> _Document extract_:
****

I made my way across our backyard and walked over the imaginary line separating our house and the neighbor’s. We didn’t have fences or hedges between our houses, just flowerbeds and grass. I headed through their yard, past the metal swing set all the neighborhood kids clamored for a turn on and down the slight ditch to the next house over. The east coast summer sun glinted through the trees. It wouldn’t be dark for a few more hours.

I knocked timidly on the back door, my heart beating hard. This was my very first night as a babysitter and my first real job, as in being paid to do a task outside of my own house. I’d earned a few dollars here and there helping my dad garden or doing extra chores around the house for my mom, but this was me on my own earning “real” money.

Mrs. Futterman answered the door. We’d lived cattycorner from them for a few years now but I’d never seen her so glammed up. Makeup, curled hair, some sort of swingy skirt and a rhinestone choker I immediately coveted. The boys, five and seven, came running, both of them talking at once, vying for my attention and who got to do what first. They bounced around me, the little one tugging at my arm. At 11 ½, I wasn’t much older than the big one and not at all sure I could handle their energy and demands. Their mom smiled at me and shrugged in an indulgent “What can I do?” kind of way as she and Mr. Futterman made their way to the front door.

****

> _Material_:
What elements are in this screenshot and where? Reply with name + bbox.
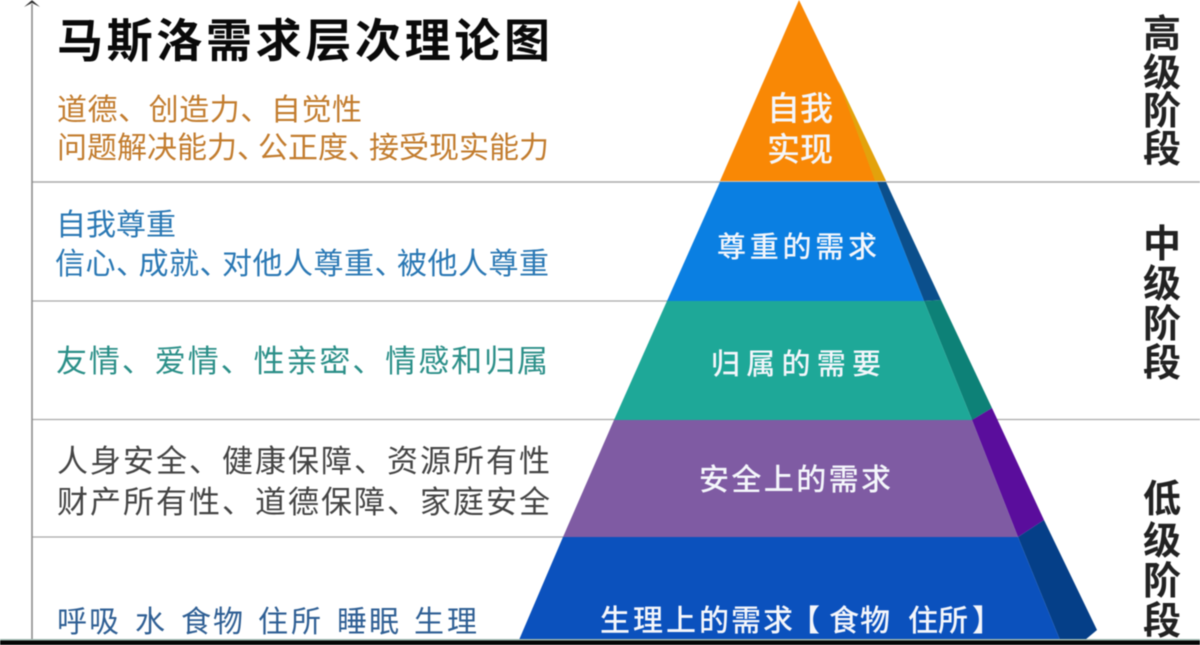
stage label: intermediate: 段	[1143, 343, 1181, 385]
stage label: basic: 阶	[1143, 561, 1181, 603]
axis arrow	[24, 0, 40, 640]
stage label: advanced	[1143, 14, 1181, 171]
stage label: intermediate: 中	[1143, 224, 1181, 266]
tier: esteem	[667, 182, 941, 301]
tier: safety	[563, 408, 1044, 537]
stage label: intermediate: 级	[1143, 264, 1181, 306]
tier: belonging	[614, 300, 992, 420]
text block: esteem traits	[55, 209, 550, 281]
stage label: intermediate	[1143, 224, 1181, 385]
stage label: advanced: 高	[1143, 14, 1181, 56]
tier: physiological	[519, 520, 1097, 640]
stage label: advanced: 级	[1143, 53, 1181, 95]
stage label: advanced: 段	[1143, 129, 1181, 171]
stage label: basic	[1143, 479, 1181, 643]
text block: safety traits: 人身安全、健康保障、资源所有性	[57, 444, 550, 479]
pyramid	[519, 0, 1097, 640]
tier: physiological: 生理上的需求【食物 住所】	[600, 605, 1002, 638]
text block: safety traits: 财产所有性、道德保障、家庭安全	[57, 485, 550, 520]
text block: safety traits	[57, 444, 550, 520]
stage label: basic: 低	[1143, 479, 1181, 521]
text block: belonging traits: 友情、爱情、性亲密、情感和归属	[56, 344, 548, 379]
stage label: advanced: 阶	[1143, 91, 1181, 133]
text block: self-actualization traits	[57, 94, 549, 165]
stage label: intermediate: 阶	[1143, 304, 1181, 346]
tier: esteem: 尊重的需求	[717, 231, 877, 264]
title: 马斯洛需求层次理论图	[57, 15, 550, 67]
tier: belonging: 归属的需要	[711, 348, 881, 381]
stage label: basic: 级	[1143, 521, 1181, 563]
text block: esteem traits: 自我尊重	[56, 209, 176, 242]
tier: self-actualization	[720, 0, 886, 181]
text block: self-actualization traits: 问题解决能力、公正度、接受现实能力	[57, 132, 549, 165]
stage label: basic: 段	[1143, 601, 1181, 643]
tier: self-actualization: 自我	[767, 90, 833, 127]
text block: esteem traits: 信心、成就、对他人尊重、被他人尊重	[55, 248, 550, 281]
tier: self-actualization: 实现	[767, 131, 833, 168]
tier: safety: 安全上的需求	[699, 464, 891, 497]
text block: self-actualization traits: 道德、创造力、自觉性	[57, 94, 362, 127]
text block: physiological needs: 呼吸 水 食物 住所 睡眠 生理	[57, 606, 477, 639]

****

Continue the account of the first night of babysitting from the point where the Futtermans head for the front door.

“No fighting boys,” said their dad. “Bedtime is 8 o’clock,” said their mom. The door closed behind them and I was left with two overly excited boys and the faint scent of Chanel No. 5 lingering in the hallway. Bedtime was two and a half hours away. I’d never been in charge of anyone but my five years younger sister and then only for an hour at a time. We played endless rounds of tag. I let them have almost an entire bag of Chips Ahoy cookies and then we watched half of The Love Boat. Basically, I had no idea what I was doing.

One could argue that it was completely reckless of the neighbors to leave me with their two rowdy boys, especially in 1980 with no such thing as a cell phone. As a parent now, some thirty plus years later, I understand how desperation can convince you that yes, this tallish tween girl is perfectly capable of taking care of these two rowdy boys for six hours while we go out for drinks, dinner and maybe even disco dancing. Reminding yourself that you are an entire human being apart from your kids is necessary if you’re going to survive this parenting gig. When weighing your own sanity against the relative well being of your kids, there are times when self-preservation wins, even though it’s risky.

That first night I babysat, the boys wouldn’t go to sleep on their own and we all ended up in their parents’ bed. I thought I’d just lie with them for a bit, but found myself being gently woken up by the mom at around midnight: all three of us were sound asleep. Mortified and sleepy-eyed, I apologized over and over again as the mom walked me to the door assuring me it was no problem. I trudged through the neighbor’s darkened backyard, past the swing set and stepped over the white begonias into our yard, sure I’d never babysit the Futterman boys again.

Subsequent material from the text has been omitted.